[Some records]
::::

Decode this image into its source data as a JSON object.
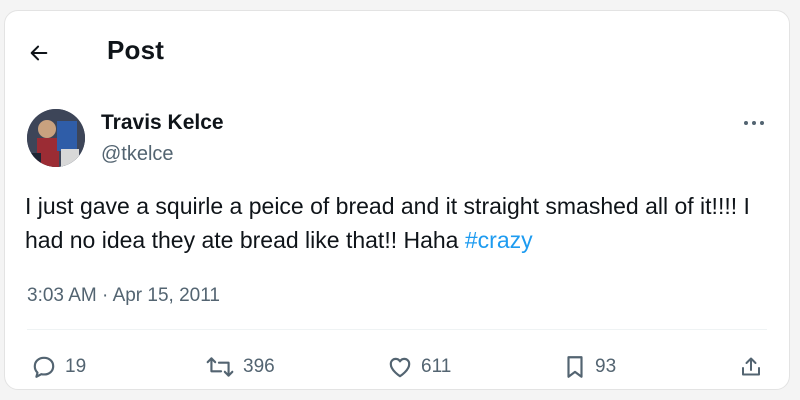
{
  "header": {
    "title": "Post",
    "back_icon": "arrow-left-icon"
  },
  "author": {
    "name": "Travis Kelce",
    "handle": "@tkelce",
    "avatar_icon": "profile-photo"
  },
  "post": {
    "text": "I just gave a squirle a peice of bread and it straight smashed all of it!!!! I had no idea they ate bread like that!! Haha ",
    "hashtag": "#crazy",
    "hashtag_color": "#1d9bf0",
    "time": "3:03 AM",
    "separator": " · ",
    "date": "Apr 15, 2011"
  },
  "actions": {
    "replies": "19",
    "reposts": "396",
    "likes": "611",
    "bookmarks": "93",
    "icons": [
      "reply-icon",
      "repost-icon",
      "like-icon",
      "bookmark-icon",
      "share-icon"
    ]
  },
  "colors": {
    "text": "#0f1419",
    "secondary": "#536471",
    "accent": "#1d9bf0"
  }
}
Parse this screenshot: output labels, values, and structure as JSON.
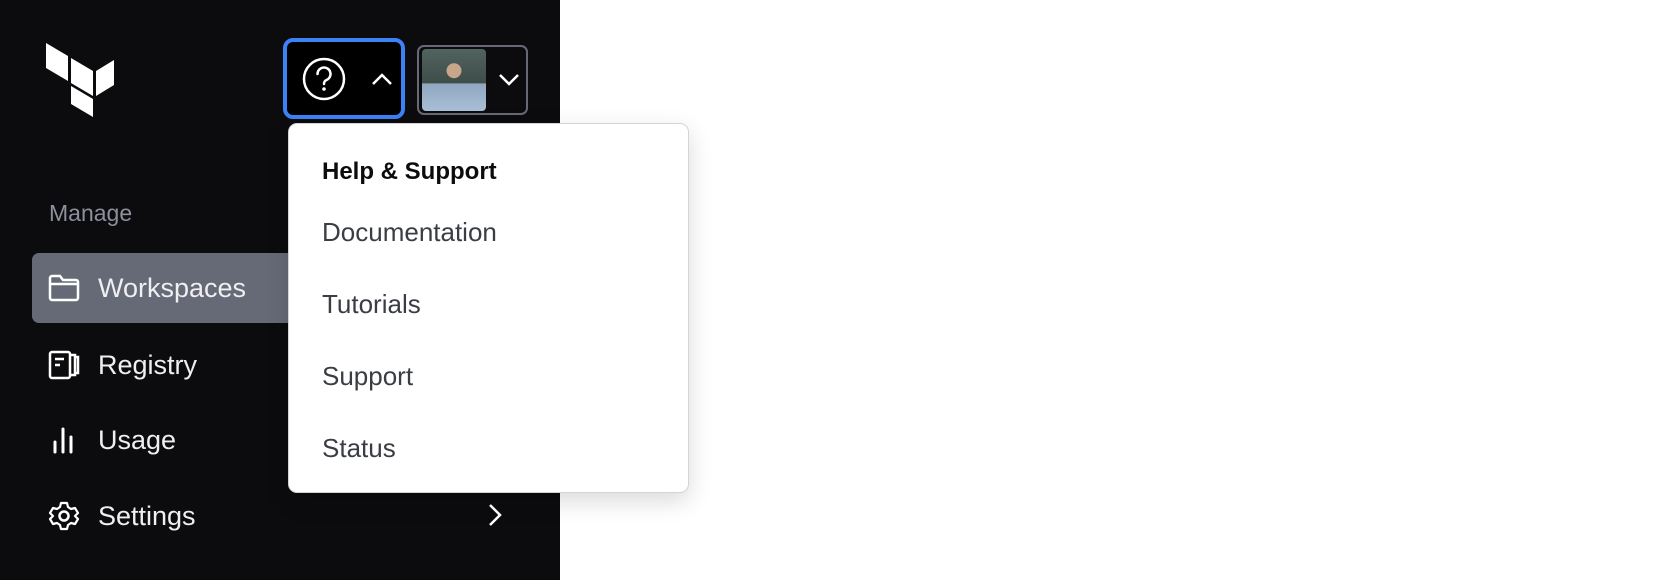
{
  "sidebar": {
    "section_label": "Manage",
    "items": [
      {
        "label": "Workspaces",
        "icon": "folder-icon",
        "active": true
      },
      {
        "label": "Registry",
        "icon": "registry-icon"
      },
      {
        "label": "Usage",
        "icon": "bar-chart-icon"
      },
      {
        "label": "Settings",
        "icon": "gear-icon",
        "has_submenu": true
      }
    ]
  },
  "header": {
    "help_icon": "help-circle-icon",
    "help_expanded": true,
    "user_menu_icon": "chevron-down-icon"
  },
  "help_menu": {
    "title": "Help & Support",
    "items": [
      "Documentation",
      "Tutorials",
      "Support",
      "Status"
    ]
  },
  "colors": {
    "sidebar_bg": "#0c0c0e",
    "active_item": "#656a76",
    "focus_ring": "#3b82f6"
  }
}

::::

- **Exercise aim**
Check every line of the material for the string "true" and give the number of lines that have it, without anything else.

- **Task answer**
3